EXTRACT PROVIDED:
▬▬▬▬▬▬
How often does this happen? Rarely!

The promises are made but the wording is loose! What the public thought was promised is not what the party intended.

The rhetoric employed to win over the public is now often the art of deception.

The aftermath is inevitably the need for public demonstrations and more recently petitions via social networking. Healthy activity in a democracy! But why do we need so much of it?

In most schools students learn nothing about how to make an informed vote. What is more they are discouraged from personal evaluations and opinions on pretty well anything. Data consumption being considered the prime ingredient of their education. Yet many students turning 18 while at school have the right to vote!

At Chiron we considered research and critical evaluation to be fundamental in learning. Students had come to Chiron because they rebelled against the traditional authoritarian schools. They wanted a learning environment where they could develop as self-responsible individuals.

So in 1971 when it was announced that the third moratorium march in Sydney against the Vietnam War would take place in June we asked the students at Chiron if they where considering joining the march. Some said yes, some no and some were unsure. So we decided to have a series of discussions about the moratorium at school. We invited representatives from the political parties to put their point of view and answer questions and guests to give open talks on wars in history, literature and art and the effects of war on community and environment.

We encouraged consideration of differing points of view.

They made up their own minds and respected each others decisions!

By contrast when senior students in other high schools began to take a stand by following the movement initiated by university students they were threatened with suspension or expulsion.

What are today's governments doing to enable young people to learn how to be self-responsible and make their own decisions?
▬▬▬▬▬▬
[Layout dataset entries]
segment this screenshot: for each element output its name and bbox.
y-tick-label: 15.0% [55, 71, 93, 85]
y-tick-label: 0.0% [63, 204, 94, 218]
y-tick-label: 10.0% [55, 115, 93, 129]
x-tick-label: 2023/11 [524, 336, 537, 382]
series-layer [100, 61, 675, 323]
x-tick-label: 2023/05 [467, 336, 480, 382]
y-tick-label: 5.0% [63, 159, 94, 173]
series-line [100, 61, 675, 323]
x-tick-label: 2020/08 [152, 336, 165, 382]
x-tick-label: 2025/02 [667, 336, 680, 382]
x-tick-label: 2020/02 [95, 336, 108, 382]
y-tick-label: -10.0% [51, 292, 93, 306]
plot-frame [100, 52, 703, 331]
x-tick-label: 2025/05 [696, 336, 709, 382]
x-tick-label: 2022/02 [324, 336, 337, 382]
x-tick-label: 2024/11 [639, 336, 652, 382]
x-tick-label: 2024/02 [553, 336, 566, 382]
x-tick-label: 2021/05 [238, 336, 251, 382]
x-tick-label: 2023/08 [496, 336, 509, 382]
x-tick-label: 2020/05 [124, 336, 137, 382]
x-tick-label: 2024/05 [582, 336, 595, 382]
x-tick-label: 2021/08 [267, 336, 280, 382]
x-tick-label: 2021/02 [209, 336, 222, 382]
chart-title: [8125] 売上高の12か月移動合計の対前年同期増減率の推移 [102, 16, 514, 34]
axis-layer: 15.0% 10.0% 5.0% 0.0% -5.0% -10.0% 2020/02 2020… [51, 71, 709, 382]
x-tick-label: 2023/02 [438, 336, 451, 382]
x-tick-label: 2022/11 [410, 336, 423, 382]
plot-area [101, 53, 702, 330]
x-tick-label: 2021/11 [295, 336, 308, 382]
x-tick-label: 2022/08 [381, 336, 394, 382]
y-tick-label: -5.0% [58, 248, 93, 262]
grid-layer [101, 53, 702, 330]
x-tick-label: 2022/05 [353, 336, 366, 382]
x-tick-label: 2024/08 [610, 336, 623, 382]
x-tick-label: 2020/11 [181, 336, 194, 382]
▬▬▬▬▬▬
WHAT YOU HAVE TO DO: Rewrite the passage on political promises starting at the words "The promises are" and ending after "art of deception.", swapping "rhetoric" for "oratory" throughout.

CORRECT RESPONSE:
The promises are made but the wording is loose! What the public thought was promised is not what the party intended.

The oratory employed to win over the public is now often the art of deception.